PROBLEM = Count how many lines hold the word "marker" and give that number as the whole answer.

INFORMATION GIVEN =
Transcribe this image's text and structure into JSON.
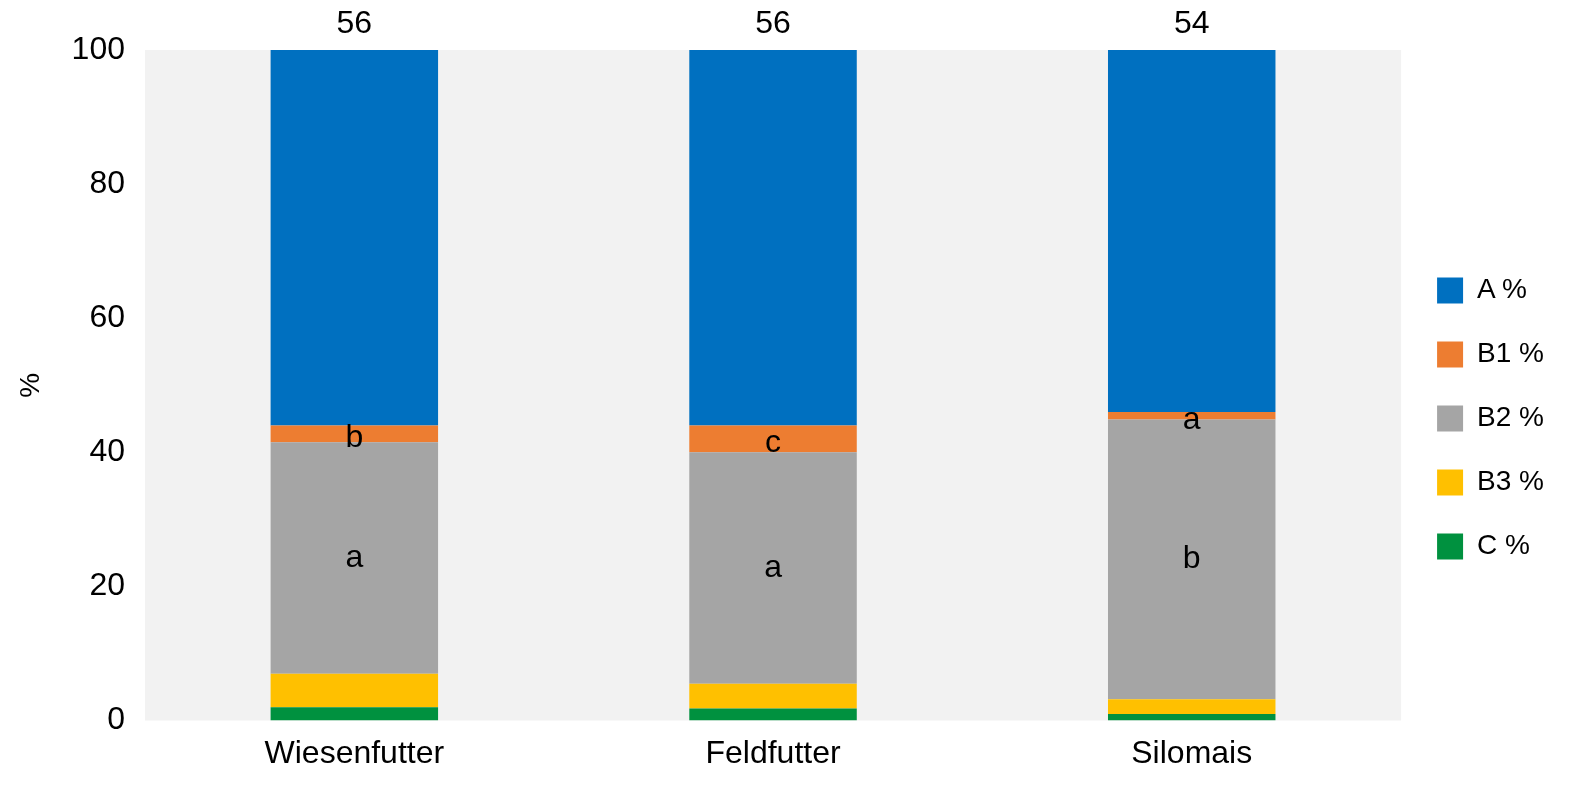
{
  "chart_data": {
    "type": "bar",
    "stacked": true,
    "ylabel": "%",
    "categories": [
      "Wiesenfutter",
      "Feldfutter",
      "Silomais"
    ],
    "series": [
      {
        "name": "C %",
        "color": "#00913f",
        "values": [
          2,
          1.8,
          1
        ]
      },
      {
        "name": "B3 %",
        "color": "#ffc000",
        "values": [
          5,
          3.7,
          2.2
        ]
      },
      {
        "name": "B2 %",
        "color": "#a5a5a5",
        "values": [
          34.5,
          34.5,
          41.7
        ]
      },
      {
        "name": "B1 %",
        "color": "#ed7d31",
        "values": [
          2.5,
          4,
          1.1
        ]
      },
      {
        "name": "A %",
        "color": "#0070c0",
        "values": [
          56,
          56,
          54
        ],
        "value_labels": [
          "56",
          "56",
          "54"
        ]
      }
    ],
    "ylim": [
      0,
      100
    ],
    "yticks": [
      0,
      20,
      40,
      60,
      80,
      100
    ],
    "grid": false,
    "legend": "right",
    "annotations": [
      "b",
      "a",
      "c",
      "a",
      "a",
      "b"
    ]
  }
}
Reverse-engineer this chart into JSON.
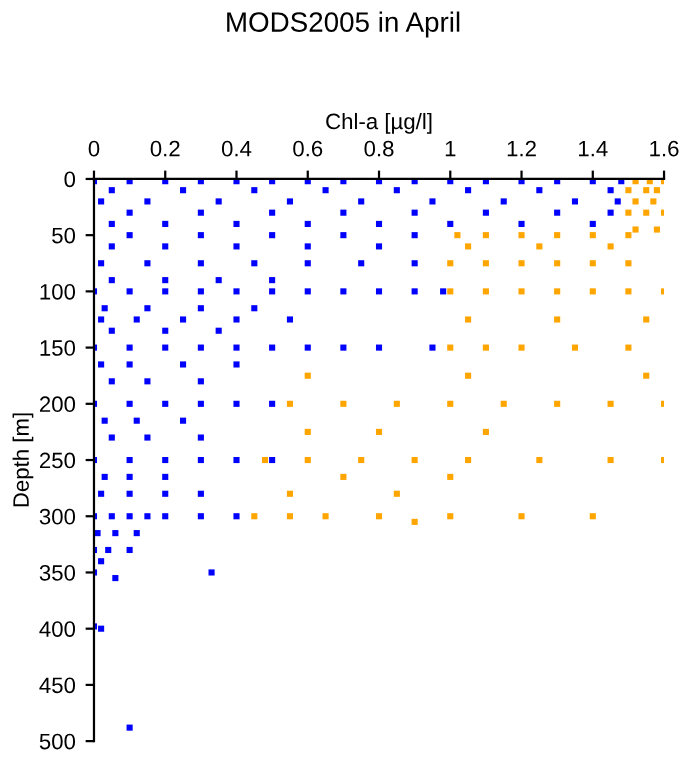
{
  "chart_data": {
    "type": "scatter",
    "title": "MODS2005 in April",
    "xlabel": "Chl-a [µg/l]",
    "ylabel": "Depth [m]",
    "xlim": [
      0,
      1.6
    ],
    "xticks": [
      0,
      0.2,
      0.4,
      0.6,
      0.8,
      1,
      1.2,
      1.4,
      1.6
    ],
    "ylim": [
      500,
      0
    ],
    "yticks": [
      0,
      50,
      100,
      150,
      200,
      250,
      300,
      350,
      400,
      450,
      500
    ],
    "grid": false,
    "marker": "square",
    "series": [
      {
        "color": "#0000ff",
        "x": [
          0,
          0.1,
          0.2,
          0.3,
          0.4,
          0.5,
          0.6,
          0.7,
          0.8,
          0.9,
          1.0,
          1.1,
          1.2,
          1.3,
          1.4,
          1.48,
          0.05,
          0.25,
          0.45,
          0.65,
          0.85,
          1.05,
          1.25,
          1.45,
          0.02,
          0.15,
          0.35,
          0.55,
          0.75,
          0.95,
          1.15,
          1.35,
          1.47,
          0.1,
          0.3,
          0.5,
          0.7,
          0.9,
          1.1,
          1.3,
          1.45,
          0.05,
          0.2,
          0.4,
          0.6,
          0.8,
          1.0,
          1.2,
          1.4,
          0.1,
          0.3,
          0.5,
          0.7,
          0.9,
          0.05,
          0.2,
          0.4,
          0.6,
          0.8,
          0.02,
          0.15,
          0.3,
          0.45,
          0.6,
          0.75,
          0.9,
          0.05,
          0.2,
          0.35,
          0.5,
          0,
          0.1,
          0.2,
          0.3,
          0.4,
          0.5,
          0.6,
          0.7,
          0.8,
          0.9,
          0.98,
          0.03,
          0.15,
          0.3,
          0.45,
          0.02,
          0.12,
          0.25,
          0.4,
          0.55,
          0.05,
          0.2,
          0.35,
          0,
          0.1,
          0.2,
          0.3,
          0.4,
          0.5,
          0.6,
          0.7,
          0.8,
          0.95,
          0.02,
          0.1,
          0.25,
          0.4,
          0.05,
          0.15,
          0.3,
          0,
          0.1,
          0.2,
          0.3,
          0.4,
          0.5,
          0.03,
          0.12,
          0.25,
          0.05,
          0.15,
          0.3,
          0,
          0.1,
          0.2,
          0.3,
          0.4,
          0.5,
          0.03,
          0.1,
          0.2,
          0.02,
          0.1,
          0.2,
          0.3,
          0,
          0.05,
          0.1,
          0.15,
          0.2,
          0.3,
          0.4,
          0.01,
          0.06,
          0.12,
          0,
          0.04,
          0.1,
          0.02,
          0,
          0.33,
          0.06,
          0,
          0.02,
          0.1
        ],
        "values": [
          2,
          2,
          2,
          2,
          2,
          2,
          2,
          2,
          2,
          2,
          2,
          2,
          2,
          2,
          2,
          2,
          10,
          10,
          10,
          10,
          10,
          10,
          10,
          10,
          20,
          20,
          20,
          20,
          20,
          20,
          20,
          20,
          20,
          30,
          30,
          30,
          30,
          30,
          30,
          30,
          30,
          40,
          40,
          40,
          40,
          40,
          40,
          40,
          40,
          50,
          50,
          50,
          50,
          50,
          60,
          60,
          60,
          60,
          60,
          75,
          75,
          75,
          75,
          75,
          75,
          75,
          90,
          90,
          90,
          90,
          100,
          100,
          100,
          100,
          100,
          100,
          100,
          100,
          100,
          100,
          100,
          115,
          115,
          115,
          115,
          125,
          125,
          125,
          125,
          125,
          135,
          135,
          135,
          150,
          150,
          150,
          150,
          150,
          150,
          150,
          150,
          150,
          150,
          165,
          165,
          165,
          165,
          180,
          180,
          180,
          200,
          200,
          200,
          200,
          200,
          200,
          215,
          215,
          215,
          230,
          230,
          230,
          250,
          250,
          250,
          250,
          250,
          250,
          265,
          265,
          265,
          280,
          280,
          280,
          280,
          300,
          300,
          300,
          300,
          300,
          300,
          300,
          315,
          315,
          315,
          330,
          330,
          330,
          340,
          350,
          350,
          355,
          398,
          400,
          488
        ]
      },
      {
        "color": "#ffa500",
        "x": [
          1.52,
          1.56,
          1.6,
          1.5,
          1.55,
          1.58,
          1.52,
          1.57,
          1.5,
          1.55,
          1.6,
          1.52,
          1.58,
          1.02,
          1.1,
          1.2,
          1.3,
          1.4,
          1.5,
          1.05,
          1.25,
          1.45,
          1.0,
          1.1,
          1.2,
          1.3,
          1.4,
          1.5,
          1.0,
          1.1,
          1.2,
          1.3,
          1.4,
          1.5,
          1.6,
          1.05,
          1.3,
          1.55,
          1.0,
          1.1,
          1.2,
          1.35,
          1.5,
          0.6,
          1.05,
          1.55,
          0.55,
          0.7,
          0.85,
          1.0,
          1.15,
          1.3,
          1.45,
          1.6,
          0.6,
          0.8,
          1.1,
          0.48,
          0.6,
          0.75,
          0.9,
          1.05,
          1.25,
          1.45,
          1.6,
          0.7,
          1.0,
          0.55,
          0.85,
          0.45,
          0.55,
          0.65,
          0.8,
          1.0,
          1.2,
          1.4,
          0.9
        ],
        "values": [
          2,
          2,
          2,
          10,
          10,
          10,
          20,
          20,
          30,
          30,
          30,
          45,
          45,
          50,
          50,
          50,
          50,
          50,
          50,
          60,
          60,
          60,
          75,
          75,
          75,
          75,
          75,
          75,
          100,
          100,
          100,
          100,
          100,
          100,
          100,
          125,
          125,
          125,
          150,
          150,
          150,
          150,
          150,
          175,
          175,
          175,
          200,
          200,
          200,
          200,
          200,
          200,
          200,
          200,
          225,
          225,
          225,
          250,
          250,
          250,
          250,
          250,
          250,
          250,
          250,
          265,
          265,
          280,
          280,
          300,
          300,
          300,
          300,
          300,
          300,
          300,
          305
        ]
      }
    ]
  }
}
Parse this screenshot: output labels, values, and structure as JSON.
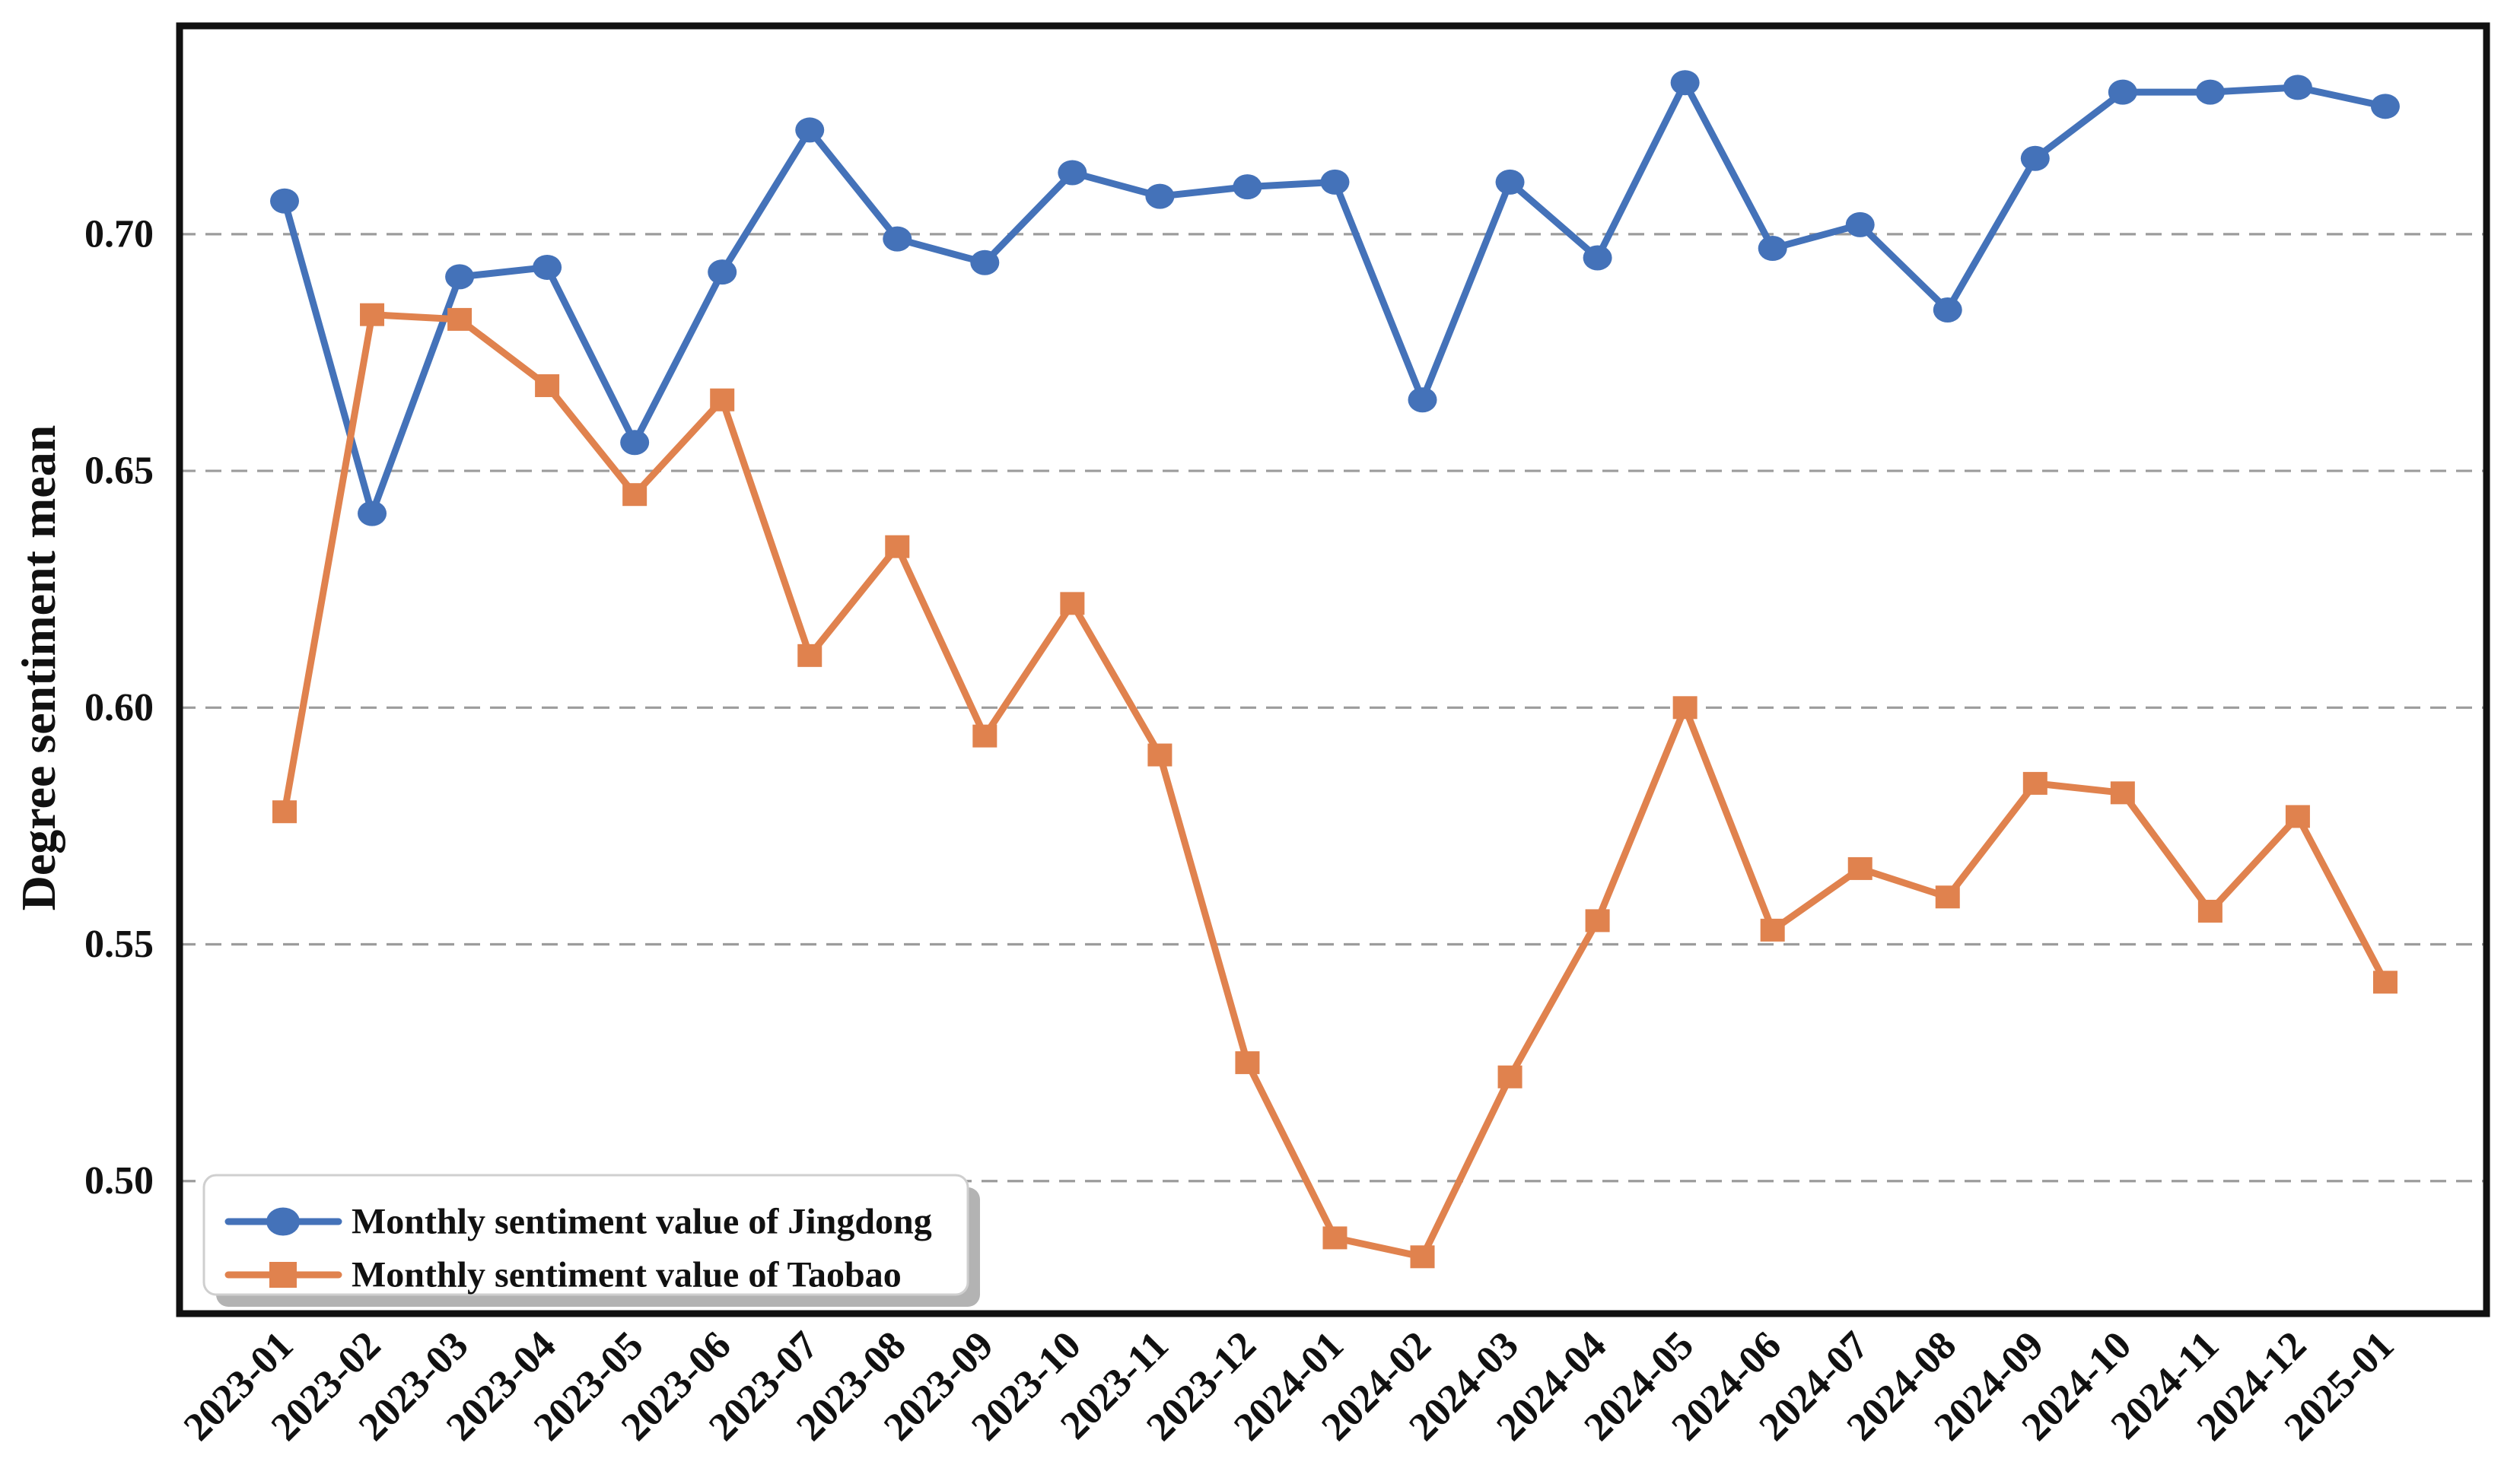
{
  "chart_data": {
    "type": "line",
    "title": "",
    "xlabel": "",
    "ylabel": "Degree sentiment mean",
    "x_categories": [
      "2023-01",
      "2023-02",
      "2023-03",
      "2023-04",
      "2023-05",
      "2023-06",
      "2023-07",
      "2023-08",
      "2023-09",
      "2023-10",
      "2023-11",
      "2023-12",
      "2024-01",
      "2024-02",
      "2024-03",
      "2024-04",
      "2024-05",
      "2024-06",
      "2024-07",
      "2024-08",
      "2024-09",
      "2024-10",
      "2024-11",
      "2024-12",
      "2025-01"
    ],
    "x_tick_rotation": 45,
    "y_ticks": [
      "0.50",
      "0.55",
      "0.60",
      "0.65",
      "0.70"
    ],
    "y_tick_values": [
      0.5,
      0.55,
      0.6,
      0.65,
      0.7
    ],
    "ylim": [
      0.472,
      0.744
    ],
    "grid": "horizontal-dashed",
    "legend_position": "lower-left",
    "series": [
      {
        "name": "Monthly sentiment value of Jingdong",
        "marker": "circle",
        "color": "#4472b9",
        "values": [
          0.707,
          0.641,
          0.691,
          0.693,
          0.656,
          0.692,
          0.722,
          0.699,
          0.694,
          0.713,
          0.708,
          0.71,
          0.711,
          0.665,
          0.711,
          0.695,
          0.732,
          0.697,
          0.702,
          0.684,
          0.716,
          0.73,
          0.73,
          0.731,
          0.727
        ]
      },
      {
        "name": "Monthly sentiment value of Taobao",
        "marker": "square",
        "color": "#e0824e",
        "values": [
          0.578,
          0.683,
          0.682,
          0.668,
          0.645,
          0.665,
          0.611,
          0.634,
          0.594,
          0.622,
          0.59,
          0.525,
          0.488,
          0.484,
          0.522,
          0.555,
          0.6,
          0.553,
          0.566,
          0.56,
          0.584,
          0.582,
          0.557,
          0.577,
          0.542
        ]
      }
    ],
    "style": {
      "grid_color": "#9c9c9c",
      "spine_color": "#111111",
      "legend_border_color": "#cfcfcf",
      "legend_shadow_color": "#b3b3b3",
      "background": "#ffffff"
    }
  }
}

THE RESULT = 3